▶ Problem to solve
Locate every line in the material below that has the word "colors". Copy each of those lines.

▶ Entries provided
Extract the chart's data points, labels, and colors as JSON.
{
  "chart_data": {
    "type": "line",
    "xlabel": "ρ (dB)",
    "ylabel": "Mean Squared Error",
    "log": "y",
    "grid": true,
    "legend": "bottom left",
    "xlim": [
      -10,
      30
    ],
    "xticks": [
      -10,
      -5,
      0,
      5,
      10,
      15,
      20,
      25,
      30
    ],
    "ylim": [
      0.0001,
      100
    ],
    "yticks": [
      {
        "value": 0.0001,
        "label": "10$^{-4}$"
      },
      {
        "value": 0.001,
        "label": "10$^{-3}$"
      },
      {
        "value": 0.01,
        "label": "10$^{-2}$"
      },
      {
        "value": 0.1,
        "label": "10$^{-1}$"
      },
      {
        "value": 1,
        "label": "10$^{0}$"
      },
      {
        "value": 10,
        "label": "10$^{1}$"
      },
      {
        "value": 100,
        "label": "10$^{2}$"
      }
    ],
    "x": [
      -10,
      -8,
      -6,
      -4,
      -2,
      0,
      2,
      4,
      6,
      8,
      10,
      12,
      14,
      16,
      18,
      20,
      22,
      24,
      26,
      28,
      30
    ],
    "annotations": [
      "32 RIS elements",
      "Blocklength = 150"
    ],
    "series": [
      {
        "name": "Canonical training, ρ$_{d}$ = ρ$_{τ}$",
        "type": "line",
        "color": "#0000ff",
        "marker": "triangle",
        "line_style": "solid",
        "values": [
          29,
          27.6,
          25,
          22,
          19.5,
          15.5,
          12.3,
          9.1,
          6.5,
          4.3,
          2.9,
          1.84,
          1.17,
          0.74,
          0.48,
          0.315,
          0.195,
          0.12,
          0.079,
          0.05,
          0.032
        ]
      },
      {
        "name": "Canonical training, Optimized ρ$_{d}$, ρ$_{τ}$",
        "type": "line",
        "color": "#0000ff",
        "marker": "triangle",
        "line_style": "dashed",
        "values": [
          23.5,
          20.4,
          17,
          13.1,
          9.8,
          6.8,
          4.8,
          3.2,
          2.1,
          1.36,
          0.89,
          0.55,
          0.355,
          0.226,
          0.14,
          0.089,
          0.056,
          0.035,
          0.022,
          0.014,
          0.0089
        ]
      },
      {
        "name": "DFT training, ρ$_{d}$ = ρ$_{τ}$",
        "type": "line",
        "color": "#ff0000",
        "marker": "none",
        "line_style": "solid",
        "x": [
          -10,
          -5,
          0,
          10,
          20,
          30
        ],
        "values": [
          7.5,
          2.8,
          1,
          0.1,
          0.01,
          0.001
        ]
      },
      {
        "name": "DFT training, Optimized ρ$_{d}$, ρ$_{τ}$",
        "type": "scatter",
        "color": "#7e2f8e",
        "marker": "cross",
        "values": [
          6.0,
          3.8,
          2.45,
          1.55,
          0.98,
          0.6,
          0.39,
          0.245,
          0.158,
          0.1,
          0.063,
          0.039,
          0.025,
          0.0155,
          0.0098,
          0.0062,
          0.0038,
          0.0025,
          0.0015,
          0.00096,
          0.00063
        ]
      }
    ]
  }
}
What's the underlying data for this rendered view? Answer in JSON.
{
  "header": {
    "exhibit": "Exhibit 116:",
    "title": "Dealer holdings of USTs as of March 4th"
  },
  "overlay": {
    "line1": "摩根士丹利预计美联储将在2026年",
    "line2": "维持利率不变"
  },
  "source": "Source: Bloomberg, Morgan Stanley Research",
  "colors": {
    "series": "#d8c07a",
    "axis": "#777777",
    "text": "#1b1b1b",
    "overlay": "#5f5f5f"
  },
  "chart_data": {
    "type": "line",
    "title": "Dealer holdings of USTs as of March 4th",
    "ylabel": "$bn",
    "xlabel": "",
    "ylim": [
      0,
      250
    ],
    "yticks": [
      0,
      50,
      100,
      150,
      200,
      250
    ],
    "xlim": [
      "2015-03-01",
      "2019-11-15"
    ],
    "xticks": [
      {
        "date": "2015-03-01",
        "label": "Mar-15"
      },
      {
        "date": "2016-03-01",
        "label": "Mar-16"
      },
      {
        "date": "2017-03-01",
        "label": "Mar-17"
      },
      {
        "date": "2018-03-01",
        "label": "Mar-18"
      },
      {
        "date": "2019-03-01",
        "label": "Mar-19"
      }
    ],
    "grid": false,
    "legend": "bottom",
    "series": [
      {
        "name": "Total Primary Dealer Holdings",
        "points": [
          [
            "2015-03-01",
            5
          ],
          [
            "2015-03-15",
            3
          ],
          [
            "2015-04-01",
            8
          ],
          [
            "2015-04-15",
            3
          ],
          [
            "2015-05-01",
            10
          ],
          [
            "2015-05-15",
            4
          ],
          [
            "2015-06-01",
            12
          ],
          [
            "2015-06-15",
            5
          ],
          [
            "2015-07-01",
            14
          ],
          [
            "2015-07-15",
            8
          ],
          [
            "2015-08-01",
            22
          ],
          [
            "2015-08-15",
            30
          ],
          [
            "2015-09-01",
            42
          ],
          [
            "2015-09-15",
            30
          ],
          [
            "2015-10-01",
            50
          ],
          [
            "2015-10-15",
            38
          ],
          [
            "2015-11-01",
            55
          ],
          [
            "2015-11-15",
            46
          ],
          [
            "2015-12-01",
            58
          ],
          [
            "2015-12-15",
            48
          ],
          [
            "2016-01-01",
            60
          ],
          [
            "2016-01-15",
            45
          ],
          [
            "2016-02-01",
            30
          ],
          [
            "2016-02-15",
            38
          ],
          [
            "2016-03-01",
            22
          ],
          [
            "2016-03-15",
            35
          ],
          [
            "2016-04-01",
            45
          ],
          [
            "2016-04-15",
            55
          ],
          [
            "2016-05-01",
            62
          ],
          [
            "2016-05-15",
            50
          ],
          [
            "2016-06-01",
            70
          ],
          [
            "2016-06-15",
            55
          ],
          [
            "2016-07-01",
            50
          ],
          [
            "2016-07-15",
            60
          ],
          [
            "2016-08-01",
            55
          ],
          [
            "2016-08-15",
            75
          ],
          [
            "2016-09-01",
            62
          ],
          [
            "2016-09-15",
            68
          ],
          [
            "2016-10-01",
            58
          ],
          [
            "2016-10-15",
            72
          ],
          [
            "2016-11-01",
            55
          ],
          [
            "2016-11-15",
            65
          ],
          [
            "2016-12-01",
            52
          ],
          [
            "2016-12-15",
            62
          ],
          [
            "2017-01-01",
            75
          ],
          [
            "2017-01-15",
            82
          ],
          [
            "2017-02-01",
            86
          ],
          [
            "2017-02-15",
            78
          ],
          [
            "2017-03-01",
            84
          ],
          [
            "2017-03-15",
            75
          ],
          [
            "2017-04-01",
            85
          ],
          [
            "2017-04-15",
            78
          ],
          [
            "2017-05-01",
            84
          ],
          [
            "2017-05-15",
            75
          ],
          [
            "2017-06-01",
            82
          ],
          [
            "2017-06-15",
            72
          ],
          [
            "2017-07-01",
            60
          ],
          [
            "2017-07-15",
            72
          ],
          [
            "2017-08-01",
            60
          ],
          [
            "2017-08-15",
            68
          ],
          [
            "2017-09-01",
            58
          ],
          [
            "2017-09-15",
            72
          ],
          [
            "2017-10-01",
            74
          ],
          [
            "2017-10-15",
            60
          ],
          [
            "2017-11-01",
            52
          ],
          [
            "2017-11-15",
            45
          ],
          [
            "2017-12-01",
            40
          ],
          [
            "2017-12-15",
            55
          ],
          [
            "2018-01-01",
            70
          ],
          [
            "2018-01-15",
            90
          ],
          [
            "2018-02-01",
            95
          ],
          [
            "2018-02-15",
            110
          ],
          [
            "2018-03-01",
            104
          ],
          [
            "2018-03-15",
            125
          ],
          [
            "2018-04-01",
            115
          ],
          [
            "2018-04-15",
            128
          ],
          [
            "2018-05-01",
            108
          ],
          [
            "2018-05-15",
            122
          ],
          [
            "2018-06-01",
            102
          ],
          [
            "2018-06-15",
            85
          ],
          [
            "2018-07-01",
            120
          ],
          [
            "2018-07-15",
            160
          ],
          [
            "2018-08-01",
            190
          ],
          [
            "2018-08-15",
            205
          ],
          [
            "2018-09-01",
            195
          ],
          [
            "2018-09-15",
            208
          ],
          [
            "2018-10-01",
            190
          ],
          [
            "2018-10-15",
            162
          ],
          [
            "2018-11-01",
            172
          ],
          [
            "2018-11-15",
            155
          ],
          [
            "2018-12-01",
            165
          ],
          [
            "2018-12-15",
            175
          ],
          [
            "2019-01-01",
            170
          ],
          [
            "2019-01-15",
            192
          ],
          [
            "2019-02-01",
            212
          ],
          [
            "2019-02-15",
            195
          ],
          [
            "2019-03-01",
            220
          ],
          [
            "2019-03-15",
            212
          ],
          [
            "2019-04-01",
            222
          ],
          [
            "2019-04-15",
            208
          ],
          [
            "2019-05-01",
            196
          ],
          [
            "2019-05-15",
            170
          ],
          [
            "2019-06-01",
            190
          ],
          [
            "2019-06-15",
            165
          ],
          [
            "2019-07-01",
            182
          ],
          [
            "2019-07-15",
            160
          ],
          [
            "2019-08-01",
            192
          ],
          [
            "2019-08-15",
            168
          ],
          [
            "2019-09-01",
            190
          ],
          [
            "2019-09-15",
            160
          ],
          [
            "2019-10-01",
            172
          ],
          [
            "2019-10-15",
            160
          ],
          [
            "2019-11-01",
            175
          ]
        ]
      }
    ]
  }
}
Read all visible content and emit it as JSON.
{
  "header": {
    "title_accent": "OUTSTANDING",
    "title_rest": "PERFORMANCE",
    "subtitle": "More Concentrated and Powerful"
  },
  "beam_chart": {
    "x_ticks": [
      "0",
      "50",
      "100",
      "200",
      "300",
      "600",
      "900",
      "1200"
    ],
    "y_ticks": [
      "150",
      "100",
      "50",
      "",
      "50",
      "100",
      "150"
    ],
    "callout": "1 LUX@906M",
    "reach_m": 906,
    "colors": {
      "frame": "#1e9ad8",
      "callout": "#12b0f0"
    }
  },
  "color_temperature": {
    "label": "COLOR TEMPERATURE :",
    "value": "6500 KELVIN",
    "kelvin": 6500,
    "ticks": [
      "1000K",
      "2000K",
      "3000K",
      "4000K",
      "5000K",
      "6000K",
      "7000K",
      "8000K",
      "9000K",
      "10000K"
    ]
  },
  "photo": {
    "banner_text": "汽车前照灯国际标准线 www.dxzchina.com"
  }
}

▶ Complete answer
Extract the chart's data points, labels, and colors as JSON.
  "colors": {
    "colors": {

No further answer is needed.